───── Data shown

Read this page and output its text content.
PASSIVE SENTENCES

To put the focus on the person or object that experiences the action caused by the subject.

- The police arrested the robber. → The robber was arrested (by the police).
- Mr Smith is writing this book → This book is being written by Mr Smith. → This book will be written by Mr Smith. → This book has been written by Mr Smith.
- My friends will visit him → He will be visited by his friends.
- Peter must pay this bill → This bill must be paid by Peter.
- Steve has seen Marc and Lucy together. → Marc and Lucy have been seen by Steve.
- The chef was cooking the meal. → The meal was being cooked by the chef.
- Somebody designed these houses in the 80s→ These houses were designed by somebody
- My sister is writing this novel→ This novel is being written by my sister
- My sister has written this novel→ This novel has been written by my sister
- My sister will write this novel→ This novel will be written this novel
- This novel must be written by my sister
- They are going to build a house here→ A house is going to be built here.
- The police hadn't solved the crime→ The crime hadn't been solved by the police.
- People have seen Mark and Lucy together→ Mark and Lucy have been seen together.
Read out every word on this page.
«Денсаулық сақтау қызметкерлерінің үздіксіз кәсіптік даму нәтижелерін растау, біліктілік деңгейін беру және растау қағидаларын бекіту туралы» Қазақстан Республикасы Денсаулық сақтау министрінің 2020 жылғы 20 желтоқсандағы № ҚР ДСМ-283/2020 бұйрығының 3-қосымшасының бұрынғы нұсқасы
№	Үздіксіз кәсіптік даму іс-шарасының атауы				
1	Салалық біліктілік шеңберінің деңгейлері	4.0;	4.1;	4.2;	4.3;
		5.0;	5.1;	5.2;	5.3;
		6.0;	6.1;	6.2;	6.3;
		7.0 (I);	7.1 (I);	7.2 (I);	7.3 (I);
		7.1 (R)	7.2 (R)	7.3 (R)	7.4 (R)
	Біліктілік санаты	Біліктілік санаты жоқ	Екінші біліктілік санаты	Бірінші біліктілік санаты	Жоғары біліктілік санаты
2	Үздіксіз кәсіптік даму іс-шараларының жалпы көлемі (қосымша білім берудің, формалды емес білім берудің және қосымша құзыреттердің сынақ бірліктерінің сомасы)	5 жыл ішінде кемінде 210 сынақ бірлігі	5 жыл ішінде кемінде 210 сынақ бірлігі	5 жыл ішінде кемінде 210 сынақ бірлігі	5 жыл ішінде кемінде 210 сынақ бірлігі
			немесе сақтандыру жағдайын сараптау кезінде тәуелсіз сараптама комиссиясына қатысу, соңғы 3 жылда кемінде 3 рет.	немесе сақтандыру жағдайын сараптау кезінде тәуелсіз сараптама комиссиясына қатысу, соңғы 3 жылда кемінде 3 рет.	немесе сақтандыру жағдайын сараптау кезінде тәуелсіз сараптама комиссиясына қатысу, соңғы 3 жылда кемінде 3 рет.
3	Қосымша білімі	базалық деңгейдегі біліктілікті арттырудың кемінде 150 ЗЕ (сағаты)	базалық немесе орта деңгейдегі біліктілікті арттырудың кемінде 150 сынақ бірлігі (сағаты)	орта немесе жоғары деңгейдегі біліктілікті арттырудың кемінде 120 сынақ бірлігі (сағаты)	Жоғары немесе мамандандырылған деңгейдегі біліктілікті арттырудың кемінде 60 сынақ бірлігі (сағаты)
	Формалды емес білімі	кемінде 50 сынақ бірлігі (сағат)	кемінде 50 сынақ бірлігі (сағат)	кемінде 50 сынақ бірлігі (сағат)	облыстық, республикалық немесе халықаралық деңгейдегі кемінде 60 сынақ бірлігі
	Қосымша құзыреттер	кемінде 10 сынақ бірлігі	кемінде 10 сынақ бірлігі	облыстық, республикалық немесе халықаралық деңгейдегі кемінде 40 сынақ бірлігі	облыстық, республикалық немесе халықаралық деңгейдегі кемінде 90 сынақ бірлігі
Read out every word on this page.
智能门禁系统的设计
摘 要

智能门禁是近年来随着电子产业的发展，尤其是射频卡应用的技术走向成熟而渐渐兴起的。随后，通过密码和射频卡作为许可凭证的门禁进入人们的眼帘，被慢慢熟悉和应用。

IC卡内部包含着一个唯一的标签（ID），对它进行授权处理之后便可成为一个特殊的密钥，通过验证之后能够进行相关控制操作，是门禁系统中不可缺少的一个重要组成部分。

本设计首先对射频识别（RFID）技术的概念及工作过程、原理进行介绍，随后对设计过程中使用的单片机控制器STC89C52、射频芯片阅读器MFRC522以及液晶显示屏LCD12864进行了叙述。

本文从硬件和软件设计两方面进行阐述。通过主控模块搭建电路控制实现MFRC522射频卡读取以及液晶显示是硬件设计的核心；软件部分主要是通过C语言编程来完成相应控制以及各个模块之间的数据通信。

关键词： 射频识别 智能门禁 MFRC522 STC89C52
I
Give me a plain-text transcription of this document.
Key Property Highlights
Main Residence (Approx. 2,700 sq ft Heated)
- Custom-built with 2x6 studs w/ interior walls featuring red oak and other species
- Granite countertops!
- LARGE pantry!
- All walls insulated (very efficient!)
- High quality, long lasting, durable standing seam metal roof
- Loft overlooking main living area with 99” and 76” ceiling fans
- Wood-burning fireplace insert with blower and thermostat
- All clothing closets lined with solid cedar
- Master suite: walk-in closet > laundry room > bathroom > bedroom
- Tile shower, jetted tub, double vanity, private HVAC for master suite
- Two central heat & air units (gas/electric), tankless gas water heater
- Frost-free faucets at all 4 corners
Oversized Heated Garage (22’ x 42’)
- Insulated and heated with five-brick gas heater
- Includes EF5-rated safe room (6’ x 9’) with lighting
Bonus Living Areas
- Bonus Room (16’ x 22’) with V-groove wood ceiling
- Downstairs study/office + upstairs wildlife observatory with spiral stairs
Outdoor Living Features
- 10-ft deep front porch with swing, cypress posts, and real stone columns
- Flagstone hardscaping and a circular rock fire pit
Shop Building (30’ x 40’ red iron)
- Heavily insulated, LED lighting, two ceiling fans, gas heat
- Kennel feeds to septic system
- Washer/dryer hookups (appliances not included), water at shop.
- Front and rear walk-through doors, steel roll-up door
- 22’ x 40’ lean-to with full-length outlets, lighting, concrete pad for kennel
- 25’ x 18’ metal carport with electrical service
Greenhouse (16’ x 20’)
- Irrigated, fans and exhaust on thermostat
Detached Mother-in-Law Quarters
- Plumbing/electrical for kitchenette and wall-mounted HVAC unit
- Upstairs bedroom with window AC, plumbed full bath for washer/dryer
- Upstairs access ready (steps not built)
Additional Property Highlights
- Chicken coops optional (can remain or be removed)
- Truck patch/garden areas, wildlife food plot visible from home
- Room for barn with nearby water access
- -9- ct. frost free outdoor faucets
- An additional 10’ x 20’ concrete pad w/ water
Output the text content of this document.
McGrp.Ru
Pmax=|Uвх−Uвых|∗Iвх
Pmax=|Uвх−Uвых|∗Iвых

──────────

Aim :: Exactly reproduce every record.

Answer for this exercise ::
Read this page and output its text content.
PASSIVE SENTENCES

To put the focus on the person or object that experiences the action caused by the subject.

- The police arrested the robber. → The robber was arrested (by the police).
- Mr Smith is writing this book → This book is being written by Mr Smith. → This book will be written by Mr Smith. → This book has been written by Mr Smith.
- My friends will visit him → He will be visited by his friends.
- Peter must pay this bill → This bill must be paid by Peter.
- Steve has seen Marc and Lucy together. → Marc and Lucy have been seen by Steve.
- The chef was cooking the meal. → The meal was being cooked by the chef.
- Somebody designed these houses in the 80s→ These houses were designed by somebody
- My sister is writing this novel→ This novel is being written by my sister
- My sister has written this novel→ This novel has been written by my sister
- My sister will write this novel→ This novel will be written this novel
- This novel must be written by my sister
- They are going to build a house here→ A house is going to be built here.
- The police hadn't solved the crime→ The crime hadn't been solved by the police.
- People have seen Mark and Lucy together→ Mark and Lucy have been seen together.
Read out every word on this page.
«Денсаулық сақтау қызметкерлерінің үздіксіз кәсіптік даму нәтижелерін растау, біліктілік деңгейін беру және растау қағидаларын бекіту туралы» Қазақстан Республикасы Денсаулық сақтау министрінің 2020 жылғы 20 желтоқсандағы № ҚР ДСМ-283/2020 бұйрығының 3-қосымшасының бұрынғы нұсқасы
№	Үздіксіз кәсіптік даму іс-шарасының атауы				
1	Салалық біліктілік шеңберінің деңгейлері	4.0;	4.1;	4.2;	4.3;
		5.0;	5.1;	5.2;	5.3;
		6.0;	6.1;	6.2;	6.3;
		7.0 (I);	7.1 (I);	7.2 (I);	7.3 (I);
		7.1 (R)	7.2 (R)	7.3 (R)	7.4 (R)
	Біліктілік санаты	Біліктілік санаты жоқ	Екінші біліктілік санаты	Бірінші біліктілік санаты	Жоғары біліктілік санаты
2	Үздіксіз кәсіптік даму іс-шараларының жалпы көлемі (қосымша білім берудің, формалды емес білім берудің және қосымша құзыреттердің сынақ бірліктерінің сомасы)	5 жыл ішінде кемінде 210 сынақ бірлігі	5 жыл ішінде кемінде 210 сынақ бірлігі	5 жыл ішінде кемінде 210 сынақ бірлігі	5 жыл ішінде кемінде 210 сынақ бірлігі
			немесе сақтандыру жағдайын сараптау кезінде тәуелсіз сараптама комиссиясына қатысу, соңғы 3 жылда кемінде 3 рет.	немесе сақтандыру жағдайын сараптау кезінде тәуелсіз сараптама комиссиясына қатысу, соңғы 3 жылда кемінде 3 рет.	немесе сақтандыру жағдайын сараптау кезінде тәуелсіз сараптама комиссиясына қатысу, соңғы 3 жылда кемінде 3 рет.
3	Қосымша білімі	базалық деңгейдегі біліктілікті арттырудың кемінде 150 ЗЕ (сағаты)	базалық немесе орта деңгейдегі біліктілікті арттырудың кемінде 150 сынақ бірлігі (сағаты)	орта немесе жоғары деңгейдегі біліктілікті арттырудың кемінде 120 сынақ бірлігі (сағаты)	Жоғары немесе мамандандырылған деңгейдегі біліктілікті арттырудың кемінде 60 сынақ бірлігі (сағаты)
	Формалды емес білімі	кемінде 50 сынақ бірлігі (сағат)	кемінде 50 сынақ бірлігі (сағат)	кемінде 50 сынақ бірлігі (сағат)	облыстық, республикалық немесе халықаралық деңгейдегі кемінде 60 сынақ бірлігі
	Қосымша құзыреттер	кемінде 10 сынақ бірлігі	кемінде 10 сынақ бірлігі	облыстық, республикалық немесе халықаралық деңгейдегі кемінде 40 сынақ бірлігі	облыстық, республикалық немесе халықаралық деңгейдегі кемінде 90 сынақ бірлігі
Read out every word on this page.
智能门禁系统的设计
摘 要

智能门禁是近年来随着电子产业的发展，尤其是射频卡应用的技术走向成熟而渐渐兴起的。随后，通过密码和射频卡作为许可凭证的门禁进入人们的眼帘，被慢慢熟悉和应用。

IC卡内部包含着一个唯一的标签（ID），对它进行授权处理之后便可成为一个特殊的密钥，通过验证之后能够进行相关控制操作，是门禁系统中不可缺少的一个重要组成部分。

本设计首先对射频识别（RFID）技术的概念及工作过程、原理进行介绍，随后对设计过程中使用的单片机控制器STC89C52、射频芯片阅读器MFRC522以及液晶显示屏LCD12864进行了叙述。

本文从硬件和软件设计两方面进行阐述。通过主控模块搭建电路控制实现MFRC522射频卡读取以及液晶显示是硬件设计的核心；软件部分主要是通过C语言编程来完成相应控制以及各个模块之间的数据通信。

关键词： 射频识别 智能门禁 MFRC522 STC89C52
I
Give me a plain-text transcription of this document.
Key Property Highlights
Main Residence (Approx. 2,700 sq ft Heated)
- Custom-built with 2x6 studs w/ interior walls featuring red oak and other species
- Granite countertops!
- LARGE pantry!
- All walls insulated (very efficient!)
- High quality, long lasting, durable standing seam metal roof
- Loft overlooking main living area with 99” and 76” ceiling fans
- Wood-burning fireplace insert with blower and thermostat
- All clothing closets lined with solid cedar
- Master suite: walk-in closet > laundry room > bathroom > bedroom
- Tile shower, jetted tub, double vanity, private HVAC for master suite
- Two central heat & air units (gas/electric), tankless gas water heater
- Frost-free faucets at all 4 corners
Oversized Heated Garage (22’ x 42’)
- Insulated and heated with five-brick gas heater
- Includes EF5-rated safe room (6’ x 9’) with lighting
Bonus Living Areas
- Bonus Room (16’ x 22’) with V-groove wood ceiling
- Downstairs study/office + upstairs wildlife observatory with spiral stairs
Outdoor Living Features
- 10-ft deep front porch with swing, cypress posts, and real stone columns
- Flagstone hardscaping and a circular rock fire pit
Shop Building (30’ x 40’ red iron)
- Heavily insulated, LED lighting, two ceiling fans, gas heat
- Kennel feeds to septic system
- Washer/dryer hookups (appliances not included), water at shop.
- Front and rear walk-through doors, steel roll-up door
- 22’ x 40’ lean-to with full-length outlets, lighting, concrete pad for kennel
- 25’ x 18’ metal carport with electrical service
Greenhouse (16’ x 20’)
- Irrigated, fans and exhaust on thermostat
Detached Mother-in-Law Quarters
- Plumbing/electrical for kitchenette and wall-mounted HVAC unit
- Upstairs bedroom with window AC, plumbed full bath for washer/dryer
- Upstairs access ready (steps not built)
Additional Property Highlights
- Chicken coops optional (can remain or be removed)
- Truck patch/garden areas, wildlife food plot visible from home
- Room for barn with nearby water access
- -9- ct. frost free outdoor faucets
- An additional 10’ x 20’ concrete pad w/ water
Output the text content of this document.
McGrp.Ru
Pmax=|Uвх−Uвых|∗Iвх
Pmax=|Uвх−Uвых|∗Iвых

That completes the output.